▸ Available records
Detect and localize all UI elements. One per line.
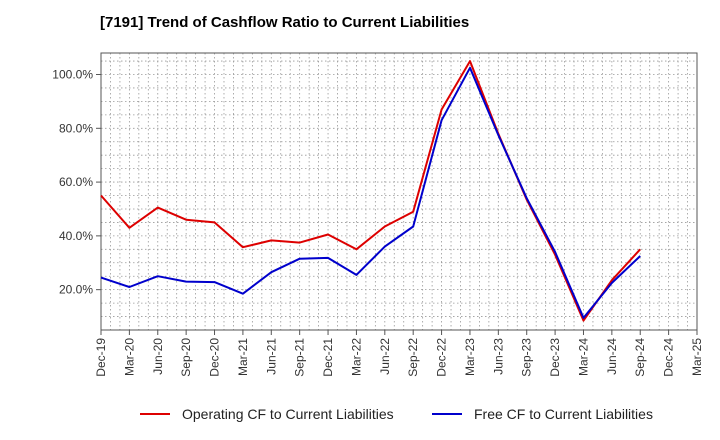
x-tick-label: Jun-24 [605,338,619,375]
x-tick-label: Sep-21 [293,338,307,377]
x-tick-label: Sep-20 [179,338,193,377]
x-tick-label: Dec-19 [94,338,108,377]
y-tick-label: 20.0% [59,283,93,297]
x-tick-label: Dec-24 [662,338,676,377]
x-tick-label: Mar-25 [690,338,704,376]
x-tick-label: Jun-23 [491,338,505,375]
y-axis: 20.0% 40.0% 60.0% 80.0% 100.0% [52,68,101,297]
x-tick-label: Dec-20 [208,338,222,377]
x-tick-label: Mar-23 [463,338,477,376]
x-tick-label: Jun-21 [264,338,278,375]
x-tick-label: Sep-22 [406,338,420,377]
x-tick-label: Mar-20 [122,338,136,376]
series-lines [100,60,641,322]
y-tick-label: 100.0% [52,68,93,82]
x-axis: Dec-19 Mar-20 Jun-20 Sep-20 Dec-20 Mar-21 Jun-… [94,330,704,377]
legend-label: Free CF to Current Liabilities [474,406,653,422]
series-line-2 [100,66,641,319]
x-tick-label: Dec-23 [548,338,562,377]
legend-label: Operating CF to Current Liabilities [182,406,394,422]
x-tick-label: Dec-22 [435,338,449,377]
y-tick-label: 60.0% [59,175,93,189]
series-line-1 [100,60,641,322]
x-tick-label: Mar-24 [576,338,590,376]
x-tick-label: Jun-20 [151,338,165,375]
grid [101,53,697,330]
x-tick-label: Dec-21 [321,338,335,377]
x-tick-label: Mar-22 [349,338,363,376]
x-tick-label: Sep-23 [520,338,534,377]
x-tick-label: Mar-21 [236,338,250,376]
legend: Operating CF to Current Liabilities Free … [140,406,653,422]
plot-area [100,52,698,331]
y-tick-label: 80.0% [59,121,93,135]
y-tick-label: 40.0% [59,229,93,243]
chart-title: [7191] Trend of Cashflow Ratio to Curren… [100,14,470,31]
x-tick-label: Sep-24 [633,338,647,377]
x-tick-label: Jun-22 [378,338,392,375]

▸ What needs to be done
Extract the stretch of lines from the line containing "x-tick-label: Jun-24 [605,338,619,375]" through the line containing "x-tick-label: Sep-24 [633,338,647,377]", copying each one without any change.

▸ Solution to this exercise
x-tick-label: Jun-24 [605,338,619,375]
x-tick-label: Sep-21 [293,338,307,377]
x-tick-label: Sep-20 [179,338,193,377]
x-tick-label: Dec-19 [94,338,108,377]
y-tick-label: 20.0% [59,283,93,297]
x-tick-label: Dec-24 [662,338,676,377]
x-tick-label: Mar-25 [690,338,704,376]
x-tick-label: Jun-23 [491,338,505,375]
y-axis: 20.0% 40.0% 60.0% 80.0% 100.0% [52,68,101,297]
x-tick-label: Dec-20 [208,338,222,377]
x-tick-label: Mar-23 [463,338,477,376]
x-tick-label: Jun-21 [264,338,278,375]
x-tick-label: Sep-22 [406,338,420,377]
x-tick-label: Mar-20 [122,338,136,376]
series-lines [100,60,641,322]
y-tick-label: 100.0% [52,68,93,82]
x-axis: Dec-19 Mar-20 Jun-20 Sep-20 Dec-20 Mar-21 Jun-… [94,330,704,377]
legend-label: Free CF to Current Liabilities [474,406,653,422]
series-line-2 [100,66,641,319]
x-tick-label: Dec-23 [548,338,562,377]
legend-label: Operating CF to Current Liabilities [182,406,394,422]
x-tick-label: Dec-22 [435,338,449,377]
y-tick-label: 60.0% [59,175,93,189]
series-line-1 [100,60,641,322]
x-tick-label: Mar-24 [576,338,590,376]
x-tick-label: Jun-20 [151,338,165,375]
grid [101,53,697,330]
x-tick-label: Dec-21 [321,338,335,377]
x-tick-label: Mar-22 [349,338,363,376]
x-tick-label: Sep-23 [520,338,534,377]
x-tick-label: Mar-21 [236,338,250,376]
legend: Operating CF to Current Liabilities Free … [140,406,653,422]
plot-area [100,52,698,331]
y-tick-label: 80.0% [59,121,93,135]
y-tick-label: 40.0% [59,229,93,243]
chart-title: [7191] Trend of Cashflow Ratio to Curren… [100,14,470,31]
x-tick-label: Sep-24 [633,338,647,377]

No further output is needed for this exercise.